[Aim of the exercise]:
Copy all the material below, exactly as it stands.

Items from a data source:
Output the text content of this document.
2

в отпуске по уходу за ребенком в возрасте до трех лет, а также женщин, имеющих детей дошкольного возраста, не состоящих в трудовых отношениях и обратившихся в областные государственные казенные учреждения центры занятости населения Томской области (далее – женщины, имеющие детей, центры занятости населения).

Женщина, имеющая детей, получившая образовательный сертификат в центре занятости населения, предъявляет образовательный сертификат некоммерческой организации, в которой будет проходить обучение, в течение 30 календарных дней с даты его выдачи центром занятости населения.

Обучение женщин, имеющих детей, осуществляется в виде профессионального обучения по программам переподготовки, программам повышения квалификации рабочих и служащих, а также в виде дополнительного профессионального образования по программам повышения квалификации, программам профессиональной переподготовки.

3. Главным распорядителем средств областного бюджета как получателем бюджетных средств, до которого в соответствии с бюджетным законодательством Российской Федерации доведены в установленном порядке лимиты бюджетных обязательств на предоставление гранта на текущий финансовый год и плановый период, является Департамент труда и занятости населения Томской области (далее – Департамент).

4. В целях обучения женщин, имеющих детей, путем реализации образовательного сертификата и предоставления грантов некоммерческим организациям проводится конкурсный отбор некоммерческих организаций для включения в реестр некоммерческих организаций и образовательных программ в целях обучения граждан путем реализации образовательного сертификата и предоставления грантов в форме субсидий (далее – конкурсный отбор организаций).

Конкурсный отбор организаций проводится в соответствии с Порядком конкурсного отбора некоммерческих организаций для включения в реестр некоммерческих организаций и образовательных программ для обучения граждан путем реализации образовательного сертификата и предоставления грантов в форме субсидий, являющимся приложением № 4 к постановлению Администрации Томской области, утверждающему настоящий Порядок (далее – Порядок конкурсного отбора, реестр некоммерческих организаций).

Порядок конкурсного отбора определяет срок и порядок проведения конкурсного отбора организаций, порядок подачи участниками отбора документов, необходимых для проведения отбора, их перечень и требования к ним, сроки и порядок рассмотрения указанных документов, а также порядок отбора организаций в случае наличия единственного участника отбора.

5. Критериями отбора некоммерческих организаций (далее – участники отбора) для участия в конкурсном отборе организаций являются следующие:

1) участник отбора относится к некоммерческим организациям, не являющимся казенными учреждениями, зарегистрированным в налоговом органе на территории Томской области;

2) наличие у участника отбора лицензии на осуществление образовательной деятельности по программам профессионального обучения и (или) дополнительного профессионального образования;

[Result below]:
Output the text content of this document.
2

в отпуске по уходу за ребенком в возрасте до трех лет, а также женщин, имеющих детей дошкольного возраста, не состоящих в трудовых отношениях и обратившихся в областные государственные казенные учреждения центры занятости населения Томской области (далее – женщины, имеющие детей, центры занятости населения).

Женщина, имеющая детей, получившая образовательный сертификат в центре занятости населения, предъявляет образовательный сертификат некоммерческой организации, в которой будет проходить обучение, в течение 30 календарных дней с даты его выдачи центром занятости населения.

Обучение женщин, имеющих детей, осуществляется в виде профессионального обучения по программам переподготовки, программам повышения квалификации рабочих и служащих, а также в виде дополнительного профессионального образования по программам повышения квалификации, программам профессиональной переподготовки.

3. Главным распорядителем средств областного бюджета как получателем бюджетных средств, до которого в соответствии с бюджетным законодательством Российской Федерации доведены в установленном порядке лимиты бюджетных обязательств на предоставление гранта на текущий финансовый год и плановый период, является Департамент труда и занятости населения Томской области (далее – Департамент).

4. В целях обучения женщин, имеющих детей, путем реализации образовательного сертификата и предоставления грантов некоммерческим организациям проводится конкурсный отбор некоммерческих организаций для включения в реестр некоммерческих организаций и образовательных программ в целях обучения граждан путем реализации образовательного сертификата и предоставления грантов в форме субсидий (далее – конкурсный отбор организаций).

Конкурсный отбор организаций проводится в соответствии с Порядком конкурсного отбора некоммерческих организаций для включения в реестр некоммерческих организаций и образовательных программ для обучения граждан путем реализации образовательного сертификата и предоставления грантов в форме субсидий, являющимся приложением № 4 к постановлению Администрации Томской области, утверждающему настоящий Порядок (далее – Порядок конкурсного отбора, реестр некоммерческих организаций).

Порядок конкурсного отбора определяет срок и порядок проведения конкурсного отбора организаций, порядок подачи участниками отбора документов, необходимых для проведения отбора, их перечень и требования к ним, сроки и порядок рассмотрения указанных документов, а также порядок отбора организаций в случае наличия единственного участника отбора.

5. Критериями отбора некоммерческих организаций (далее – участники отбора) для участия в конкурсном отборе организаций являются следующие:

1) участник отбора относится к некоммерческим организациям, не являющимся казенными учреждениями, зарегистрированным в налоговом органе на территории Томской области;

2) наличие у участника отбора лицензии на осуществление образовательной деятельности по программам профессионального обучения и (или) дополнительного профессионального образования;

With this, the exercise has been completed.